Requirements:
Write out every entry exactly as it stands.

[Dataset entries]
>>>

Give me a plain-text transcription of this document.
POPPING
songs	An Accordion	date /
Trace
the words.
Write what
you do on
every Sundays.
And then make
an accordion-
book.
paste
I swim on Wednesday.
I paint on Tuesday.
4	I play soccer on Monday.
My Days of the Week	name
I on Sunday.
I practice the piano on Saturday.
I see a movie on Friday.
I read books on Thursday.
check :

<<<

Exercise result:
Give me a plain-text transcription of this document.
POPPING
songs	An Accordion	date /
Trace
the words.
Write what
you do on
every Sundays.
And then make
an accordion-
book.
paste
I swim on Wednesday.
I paint on Tuesday.
4	I play soccer on Monday.
My Days of the Week	name
I on Sunday.
I practice the piano on Saturday.
I see a movie on Friday.
I read books on Thursday.
check :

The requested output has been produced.